**WHAT IS BEING ASKED:** Will you transcribe all the entries word for word, skipping the pictures they hold?

* begin DATA SUPPLIED *

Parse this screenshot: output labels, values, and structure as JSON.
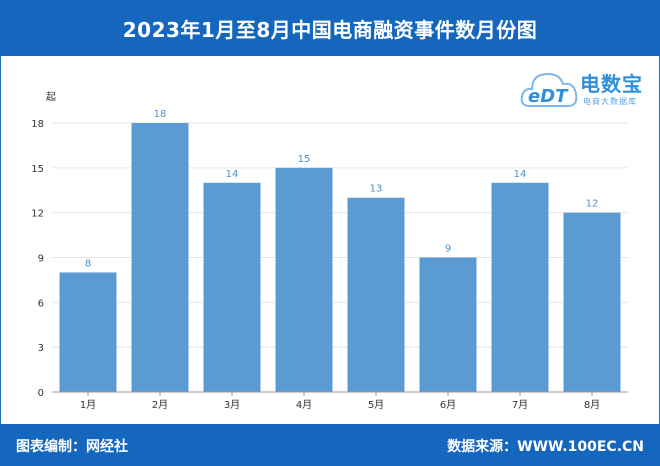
{
  "header": {
    "title": "2023年1月至8月中国电商融资事件数月份图"
  },
  "logo": {
    "brand_name": "电数宝",
    "brand_sub": "电商大数据库",
    "mark": "eDT"
  },
  "footer": {
    "left": "图表编制：网经社",
    "right": "数据来源：WWW.100EC.CN"
  },
  "colors": {
    "bar": "#5b9bd5",
    "header_bg": "#1467bd",
    "value_label": "#4a8fd0",
    "grid": "#e6e6e6"
  },
  "chart_data": {
    "type": "bar",
    "title": "2023年1月至8月中国电商融资事件数月份图",
    "ylabel": "起",
    "xlabel": "",
    "categories": [
      "1月",
      "2月",
      "3月",
      "4月",
      "5月",
      "6月",
      "7月",
      "8月"
    ],
    "values": [
      8,
      18,
      14,
      15,
      13,
      9,
      14,
      12
    ],
    "ylim": [
      0,
      18
    ],
    "yticks": [
      0,
      3,
      6,
      9,
      12,
      15,
      18
    ],
    "grid": true,
    "data_labels": true
  }
}
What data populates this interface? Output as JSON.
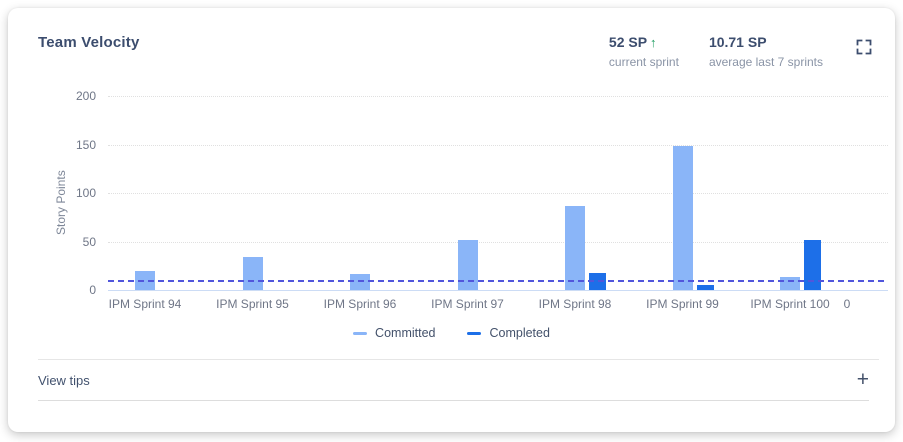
{
  "card": {
    "title": "Team Velocity",
    "stats": [
      {
        "value": "52 SP",
        "trend_icon": "↑",
        "label": "current sprint"
      },
      {
        "value": "10.71 SP",
        "trend_icon": "",
        "label": "average last 7 sprints"
      }
    ],
    "footer": {
      "view_tips_label": "View tips",
      "plus_icon": "+"
    }
  },
  "colors": {
    "committed": "#8ab5f8",
    "completed": "#1d6fe8",
    "average_line": "#5156dc",
    "trend_up_green": "#1f9e62"
  },
  "chart_data": {
    "type": "bar",
    "title": "Team Velocity",
    "xlabel": "",
    "ylabel": "Story Points",
    "categories": [
      "IPM Sprint 94",
      "IPM Sprint 95",
      "IPM Sprint 96",
      "IPM Sprint 97",
      "IPM Sprint 98",
      "IPM Sprint 99",
      "IPM Sprint 100",
      "0"
    ],
    "series": [
      {
        "name": "Committed",
        "color": "#8ab5f8",
        "values": [
          20,
          34,
          16,
          52,
          87,
          148,
          13,
          null
        ]
      },
      {
        "name": "Completed",
        "color": "#1d6fe8",
        "values": [
          0,
          0,
          0,
          0,
          18,
          5,
          52,
          null
        ]
      }
    ],
    "yticks": [
      0,
      50,
      100,
      150,
      200
    ],
    "ylim": [
      0,
      200
    ],
    "grid": true,
    "legend_position": "bottom",
    "average_line": {
      "value": 10.71,
      "style": "dashed",
      "label": "average last 7 sprints"
    }
  }
}
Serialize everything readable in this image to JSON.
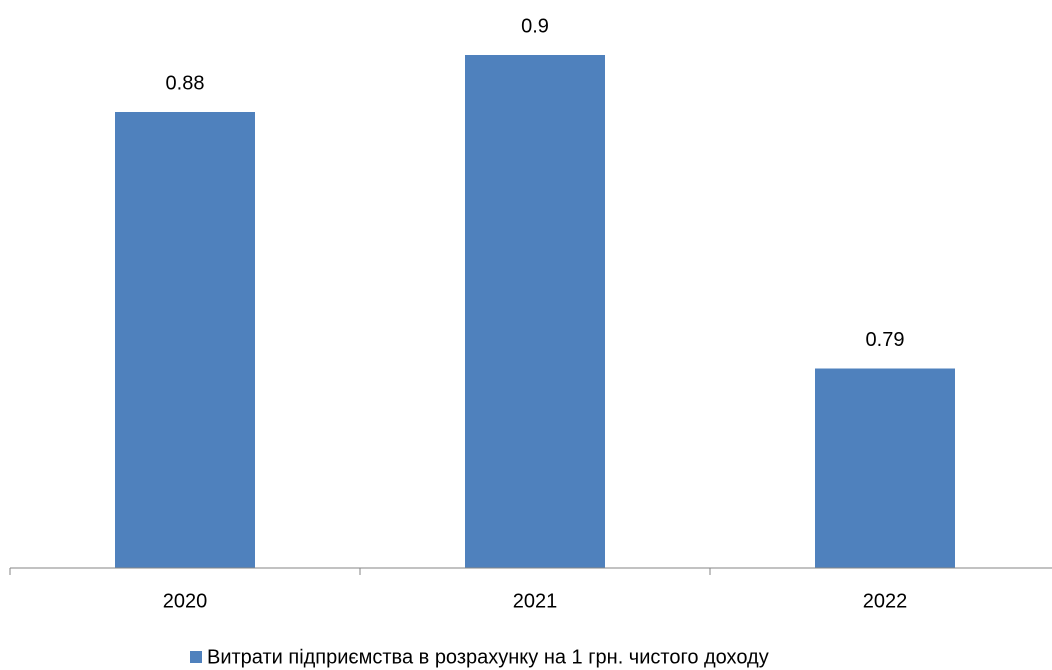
{
  "chart_data": {
    "type": "bar",
    "categories": [
      "2020",
      "2021",
      "2022"
    ],
    "series": [
      {
        "name": "Витрати підприємства в розрахунку на 1 грн. чистого доходу",
        "color": "#4f81bd",
        "values": [
          0.88,
          0.9,
          0.79
        ]
      }
    ],
    "ylim": [
      0.72,
      0.92
    ],
    "legend": "bottom"
  }
}
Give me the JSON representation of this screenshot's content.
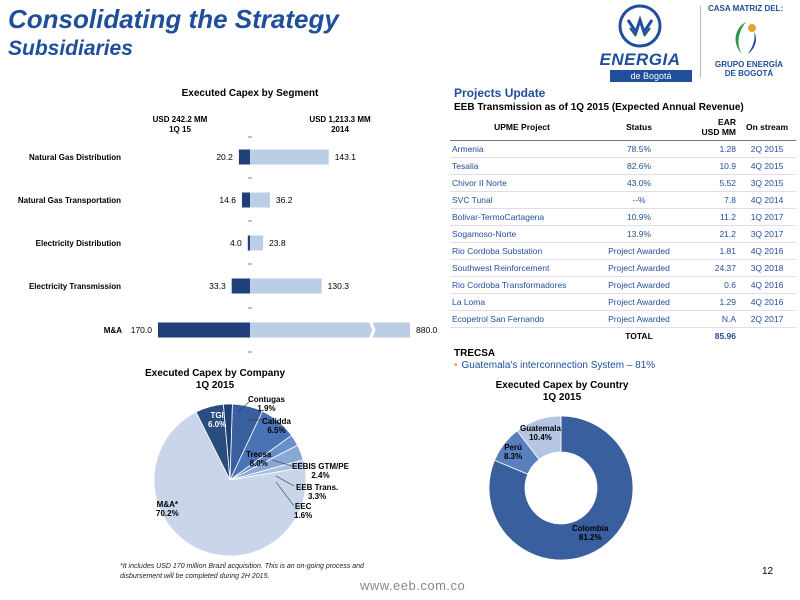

* end DATA SUPPLIED *

**ANSWER IN FULL:**
Parse this screenshot: output labels, values, and structure as JSON.
{
  "header": {
    "title": "2023年1月至8月中国电商融资事件数月份图"
  },
  "logo": {
    "brand_name": "电数宝",
    "brand_sub": "电商大数据库",
    "mark": "eDT"
  },
  "footer": {
    "left": "图表编制：网经社",
    "right": "数据来源：WWW.100EC.CN"
  },
  "colors": {
    "bar": "#5b9bd5",
    "header_bg": "#1467bd",
    "value_label": "#4a8fd0",
    "grid": "#e6e6e6"
  },
  "chart_data": {
    "type": "bar",
    "title": "2023年1月至8月中国电商融资事件数月份图",
    "ylabel": "起",
    "xlabel": "",
    "categories": [
      "1月",
      "2月",
      "3月",
      "4月",
      "5月",
      "6月",
      "7月",
      "8月"
    ],
    "values": [
      8,
      18,
      14,
      15,
      13,
      9,
      14,
      12
    ],
    "ylim": [
      0,
      18
    ],
    "yticks": [
      0,
      3,
      6,
      9,
      12,
      15,
      18
    ],
    "grid": true,
    "data_labels": true
  }
}
What data populates this interface? Output as JSON.
{
  "card": {
    "title": "Team Velocity",
    "stats": [
      {
        "value": "52 SP",
        "trend_icon": "↑",
        "label": "current sprint"
      },
      {
        "value": "10.71 SP",
        "trend_icon": "",
        "label": "average last 7 sprints"
      }
    ],
    "footer": {
      "view_tips_label": "View tips",
      "plus_icon": "+"
    }
  },
  "colors": {
    "committed": "#8ab5f8",
    "completed": "#1d6fe8",
    "average_line": "#5156dc",
    "trend_up_green": "#1f9e62"
  },
  "chart_data": {
    "type": "bar",
    "title": "Team Velocity",
    "xlabel": "",
    "ylabel": "Story Points",
    "categories": [
      "IPM Sprint 94",
      "IPM Sprint 95",
      "IPM Sprint 96",
      "IPM Sprint 97",
      "IPM Sprint 98",
      "IPM Sprint 99",
      "IPM Sprint 100",
      "0"
    ],
    "series": [
      {
        "name": "Committed",
        "color": "#8ab5f8",
        "values": [
          20,
          34,
          16,
          52,
          87,
          148,
          13,
          null
        ]
      },
      {
        "name": "Completed",
        "color": "#1d6fe8",
        "values": [
          0,
          0,
          0,
          0,
          18,
          5,
          52,
          null
        ]
      }
    ],
    "yticks": [
      0,
      50,
      100,
      150,
      200
    ],
    "ylim": [
      0,
      200
    ],
    "grid": true,
    "legend_position": "bottom",
    "average_line": {
      "value": 10.71,
      "style": "dashed",
      "label": "average last 7 sprints"
    }
  }
}
Serialize everything readable in this image to JSON.
{
  "chart_data": {
    "type": "bar",
    "categories": [
      "2020",
      "2021",
      "2022"
    ],
    "series": [
      {
        "name": "Витрати підприємства в розрахунку на 1 грн. чистого доходу",
        "color": "#4f81bd",
        "values": [
          0.88,
          0.9,
          0.79
        ]
      }
    ],
    "ylim": [
      0.72,
      0.92
    ],
    "legend": "bottom"
  }
}
Give me the JSON representation of this screenshot's content.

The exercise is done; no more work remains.